───── SUPPLIED ENTRIES ─────

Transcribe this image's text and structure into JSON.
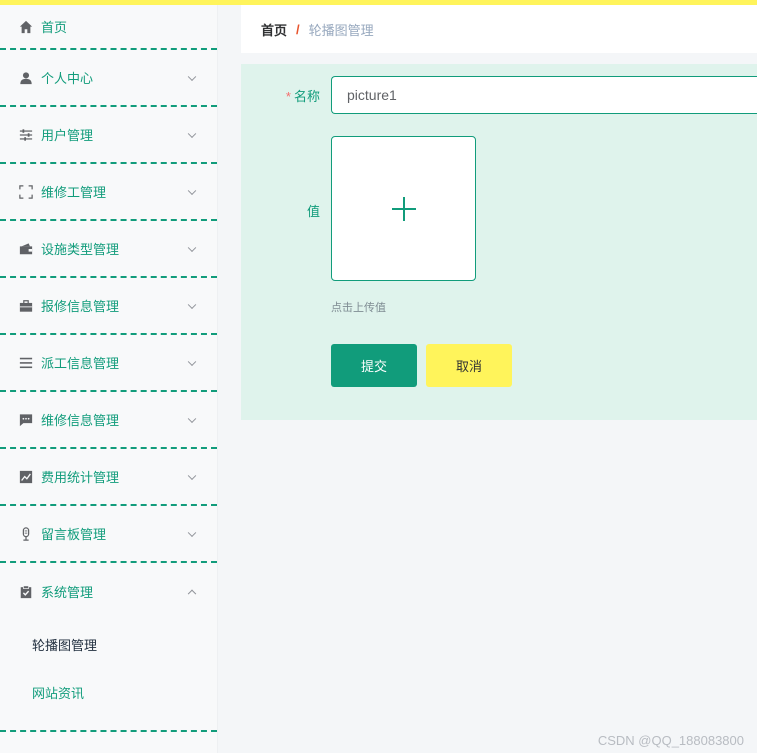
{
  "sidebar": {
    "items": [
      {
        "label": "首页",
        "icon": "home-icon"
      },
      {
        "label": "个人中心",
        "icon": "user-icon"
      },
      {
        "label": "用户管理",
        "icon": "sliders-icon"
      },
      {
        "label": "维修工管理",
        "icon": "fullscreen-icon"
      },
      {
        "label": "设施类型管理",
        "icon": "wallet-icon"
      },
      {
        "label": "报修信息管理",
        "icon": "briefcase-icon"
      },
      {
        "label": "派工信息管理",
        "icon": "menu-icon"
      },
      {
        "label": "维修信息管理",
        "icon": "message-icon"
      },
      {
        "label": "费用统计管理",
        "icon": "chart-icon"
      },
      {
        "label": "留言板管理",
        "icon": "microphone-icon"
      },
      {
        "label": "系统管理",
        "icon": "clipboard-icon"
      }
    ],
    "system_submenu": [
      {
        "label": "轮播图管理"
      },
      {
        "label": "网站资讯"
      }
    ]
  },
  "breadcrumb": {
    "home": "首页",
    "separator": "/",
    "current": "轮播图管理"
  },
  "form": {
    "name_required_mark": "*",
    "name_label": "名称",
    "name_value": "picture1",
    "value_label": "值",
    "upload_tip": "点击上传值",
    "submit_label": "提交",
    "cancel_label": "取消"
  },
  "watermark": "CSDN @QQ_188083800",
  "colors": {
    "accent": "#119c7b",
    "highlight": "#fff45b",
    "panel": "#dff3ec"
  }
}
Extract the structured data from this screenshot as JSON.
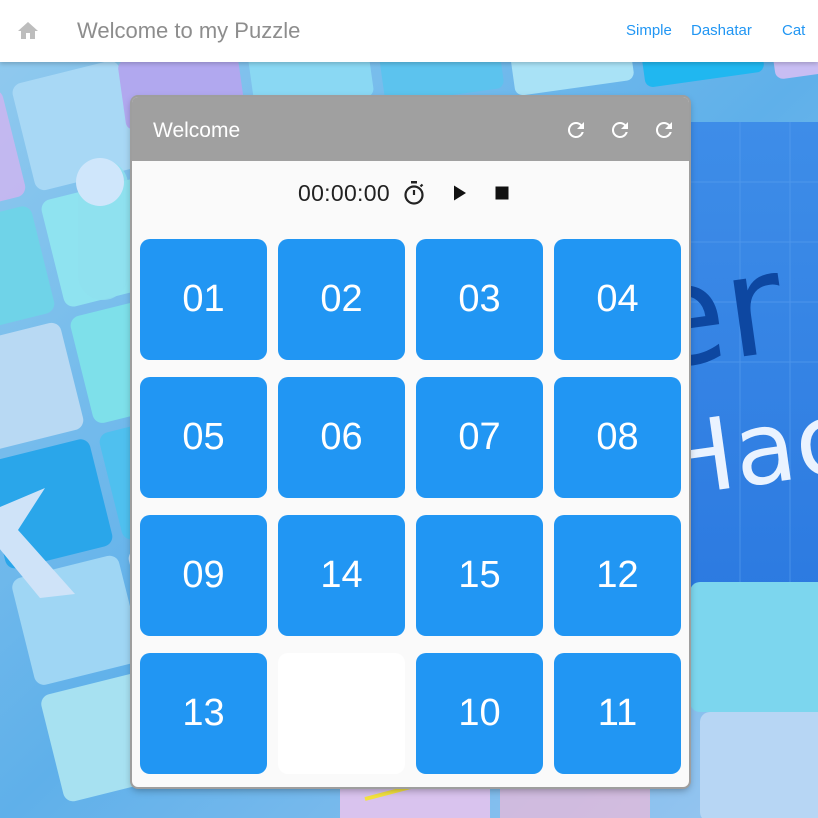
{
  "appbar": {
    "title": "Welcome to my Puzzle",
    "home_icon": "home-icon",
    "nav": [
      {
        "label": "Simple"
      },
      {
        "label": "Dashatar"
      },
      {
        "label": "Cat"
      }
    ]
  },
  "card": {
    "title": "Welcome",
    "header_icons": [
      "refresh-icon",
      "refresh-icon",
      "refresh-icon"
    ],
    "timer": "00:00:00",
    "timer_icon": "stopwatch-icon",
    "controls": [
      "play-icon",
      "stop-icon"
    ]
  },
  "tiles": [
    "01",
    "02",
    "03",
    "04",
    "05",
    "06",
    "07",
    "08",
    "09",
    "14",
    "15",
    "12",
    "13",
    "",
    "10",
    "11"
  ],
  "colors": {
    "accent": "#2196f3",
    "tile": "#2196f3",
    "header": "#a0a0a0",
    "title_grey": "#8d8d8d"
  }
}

─────

Print out every entry above without changing a word, and leave out the pictures.

### EXPECTED OUTPUT:
Transcribe this image's text and structure into JSON.
{
  "sidebar": {
    "items": [
      {
        "label": "首页",
        "icon": "home-icon"
      },
      {
        "label": "个人中心",
        "icon": "user-icon"
      },
      {
        "label": "用户管理",
        "icon": "sliders-icon"
      },
      {
        "label": "维修工管理",
        "icon": "fullscreen-icon"
      },
      {
        "label": "设施类型管理",
        "icon": "wallet-icon"
      },
      {
        "label": "报修信息管理",
        "icon": "briefcase-icon"
      },
      {
        "label": "派工信息管理",
        "icon": "menu-icon"
      },
      {
        "label": "维修信息管理",
        "icon": "message-icon"
      },
      {
        "label": "费用统计管理",
        "icon": "chart-icon"
      },
      {
        "label": "留言板管理",
        "icon": "microphone-icon"
      },
      {
        "label": "系统管理",
        "icon": "clipboard-icon"
      }
    ],
    "system_submenu": [
      {
        "label": "轮播图管理"
      },
      {
        "label": "网站资讯"
      }
    ]
  },
  "breadcrumb": {
    "home": "首页",
    "separator": "/",
    "current": "轮播图管理"
  },
  "form": {
    "name_required_mark": "*",
    "name_label": "名称",
    "name_value": "picture1",
    "value_label": "值",
    "upload_tip": "点击上传值",
    "submit_label": "提交",
    "cancel_label": "取消"
  },
  "watermark": "CSDN @QQ_188083800",
  "colors": {
    "accent": "#119c7b",
    "highlight": "#fff45b",
    "panel": "#dff3ec"
  }
}
Extract the structured data from this screenshot as JSON.
{
  "appbar": {
    "title": "Welcome to my Puzzle",
    "home_icon": "home-icon",
    "nav": [
      {
        "label": "Simple"
      },
      {
        "label": "Dashatar"
      },
      {
        "label": "Cat"
      }
    ]
  },
  "card": {
    "title": "Welcome",
    "header_icons": [
      "refresh-icon",
      "refresh-icon",
      "refresh-icon"
    ],
    "timer": "00:00:00",
    "timer_icon": "stopwatch-icon",
    "controls": [
      "play-icon",
      "stop-icon"
    ]
  },
  "tiles": [
    "01",
    "02",
    "03",
    "04",
    "05",
    "06",
    "07",
    "08",
    "09",
    "14",
    "15",
    "12",
    "13",
    "",
    "10",
    "11"
  ],
  "colors": {
    "accent": "#2196f3",
    "tile": "#2196f3",
    "header": "#a0a0a0",
    "title_grey": "#8d8d8d"
  }
}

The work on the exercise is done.